Below are some records. Copy every line in them that holds "JSON".

## Start

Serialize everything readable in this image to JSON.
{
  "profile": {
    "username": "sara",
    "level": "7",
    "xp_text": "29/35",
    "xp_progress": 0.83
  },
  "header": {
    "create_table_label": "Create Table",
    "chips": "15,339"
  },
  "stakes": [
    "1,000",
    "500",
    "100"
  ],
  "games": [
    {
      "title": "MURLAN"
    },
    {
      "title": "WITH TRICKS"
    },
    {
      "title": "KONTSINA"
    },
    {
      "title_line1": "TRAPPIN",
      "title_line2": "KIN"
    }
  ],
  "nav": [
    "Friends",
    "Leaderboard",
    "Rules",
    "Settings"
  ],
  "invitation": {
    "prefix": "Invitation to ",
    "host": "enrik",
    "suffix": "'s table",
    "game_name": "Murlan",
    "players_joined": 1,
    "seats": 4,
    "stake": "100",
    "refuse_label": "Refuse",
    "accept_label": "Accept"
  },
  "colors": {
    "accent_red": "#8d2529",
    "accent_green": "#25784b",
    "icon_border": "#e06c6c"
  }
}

## End
## Start

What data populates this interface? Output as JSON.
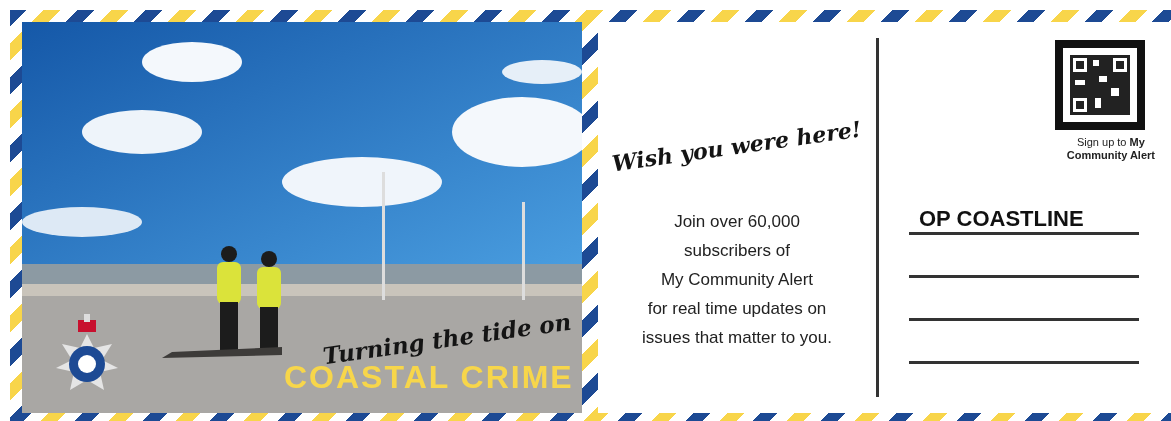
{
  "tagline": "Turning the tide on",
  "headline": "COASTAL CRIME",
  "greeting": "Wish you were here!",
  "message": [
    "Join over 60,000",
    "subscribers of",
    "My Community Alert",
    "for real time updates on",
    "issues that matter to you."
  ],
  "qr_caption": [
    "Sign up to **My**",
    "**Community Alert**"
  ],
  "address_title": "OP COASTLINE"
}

## End

• [Task answer]:
Serialize everything readable in this image to JSON.
What data populates this interface? Output as JSON.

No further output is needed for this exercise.